Source records:
┏━━
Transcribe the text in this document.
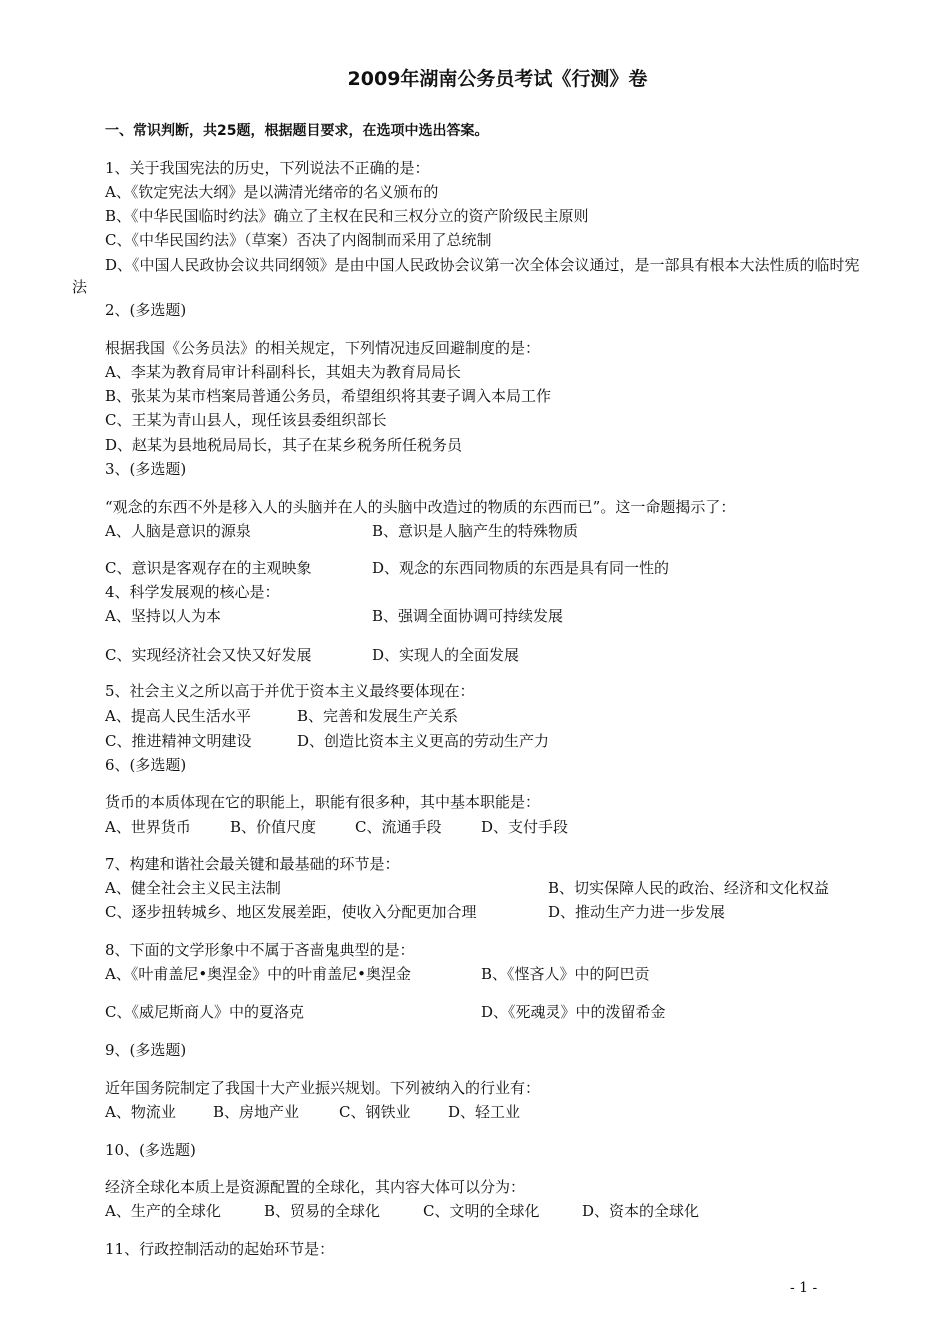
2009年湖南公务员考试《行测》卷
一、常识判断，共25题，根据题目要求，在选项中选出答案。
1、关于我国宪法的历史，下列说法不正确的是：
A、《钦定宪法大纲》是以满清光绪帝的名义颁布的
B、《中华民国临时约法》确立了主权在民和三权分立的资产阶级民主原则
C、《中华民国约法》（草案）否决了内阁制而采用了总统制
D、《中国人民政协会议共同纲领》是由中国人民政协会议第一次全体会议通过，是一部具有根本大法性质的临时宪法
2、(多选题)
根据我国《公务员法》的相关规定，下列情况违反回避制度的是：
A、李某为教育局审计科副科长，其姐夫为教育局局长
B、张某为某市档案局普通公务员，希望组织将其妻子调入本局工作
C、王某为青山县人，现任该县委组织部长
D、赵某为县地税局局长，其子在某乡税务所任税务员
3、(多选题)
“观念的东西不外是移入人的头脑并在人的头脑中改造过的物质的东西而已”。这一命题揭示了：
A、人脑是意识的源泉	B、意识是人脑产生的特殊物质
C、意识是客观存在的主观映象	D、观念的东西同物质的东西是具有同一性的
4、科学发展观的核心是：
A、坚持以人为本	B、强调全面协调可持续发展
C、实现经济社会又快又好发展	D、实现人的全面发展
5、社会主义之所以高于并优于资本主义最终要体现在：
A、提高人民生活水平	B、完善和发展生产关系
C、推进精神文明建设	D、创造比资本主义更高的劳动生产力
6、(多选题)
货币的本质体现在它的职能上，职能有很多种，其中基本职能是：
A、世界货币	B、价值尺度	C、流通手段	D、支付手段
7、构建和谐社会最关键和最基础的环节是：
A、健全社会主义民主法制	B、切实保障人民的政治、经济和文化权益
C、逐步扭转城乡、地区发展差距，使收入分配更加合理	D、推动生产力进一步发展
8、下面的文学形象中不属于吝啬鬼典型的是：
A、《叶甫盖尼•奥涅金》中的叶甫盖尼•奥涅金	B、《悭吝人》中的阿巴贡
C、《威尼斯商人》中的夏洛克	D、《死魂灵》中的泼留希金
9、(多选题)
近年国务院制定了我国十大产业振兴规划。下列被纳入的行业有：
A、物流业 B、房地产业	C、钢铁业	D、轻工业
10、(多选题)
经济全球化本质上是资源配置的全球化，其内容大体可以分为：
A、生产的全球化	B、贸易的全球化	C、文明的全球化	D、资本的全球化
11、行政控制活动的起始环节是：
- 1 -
┗━━
Given problem :: Transcribe all entries above exactly. Drop the pictures.

Answer in full ::
Transcribe the text in this document.
2009年湖南公务员考试《行测》卷
一、常识判断，共25题，根据题目要求，在选项中选出答案。
1、关于我国宪法的历史，下列说法不正确的是：
A、《钦定宪法大纲》是以满清光绪帝的名义颁布的
B、《中华民国临时约法》确立了主权在民和三权分立的资产阶级民主原则
C、《中华民国约法》（草案）否决了内阁制而采用了总统制
D、《中国人民政协会议共同纲领》是由中国人民政协会议第一次全体会议通过，是一部具有根本大法性质的临时宪法
2、(多选题)
根据我国《公务员法》的相关规定，下列情况违反回避制度的是：
A、李某为教育局审计科副科长，其姐夫为教育局局长
B、张某为某市档案局普通公务员，希望组织将其妻子调入本局工作
C、王某为青山县人，现任该县委组织部长
D、赵某为县地税局局长，其子在某乡税务所任税务员
3、(多选题)
“观念的东西不外是移入人的头脑并在人的头脑中改造过的物质的东西而已”。这一命题揭示了：
A、人脑是意识的源泉	B、意识是人脑产生的特殊物质
C、意识是客观存在的主观映象	D、观念的东西同物质的东西是具有同一性的
4、科学发展观的核心是：
A、坚持以人为本	B、强调全面协调可持续发展
C、实现经济社会又快又好发展	D、实现人的全面发展
5、社会主义之所以高于并优于资本主义最终要体现在：
A、提高人民生活水平	B、完善和发展生产关系
C、推进精神文明建设	D、创造比资本主义更高的劳动生产力
6、(多选题)
货币的本质体现在它的职能上，职能有很多种，其中基本职能是：
A、世界货币	B、价值尺度	C、流通手段	D、支付手段
7、构建和谐社会最关键和最基础的环节是：
A、健全社会主义民主法制	B、切实保障人民的政治、经济和文化权益
C、逐步扭转城乡、地区发展差距，使收入分配更加合理	D、推动生产力进一步发展
8、下面的文学形象中不属于吝啬鬼典型的是：
A、《叶甫盖尼•奥涅金》中的叶甫盖尼•奥涅金	B、《悭吝人》中的阿巴贡
C、《威尼斯商人》中的夏洛克	D、《死魂灵》中的泼留希金
9、(多选题)
近年国务院制定了我国十大产业振兴规划。下列被纳入的行业有：
A、物流业 B、房地产业	C、钢铁业	D、轻工业
10、(多选题)
经济全球化本质上是资源配置的全球化，其内容大体可以分为：
A、生产的全球化	B、贸易的全球化	C、文明的全球化	D、资本的全球化
11、行政控制活动的起始环节是：
- 1 -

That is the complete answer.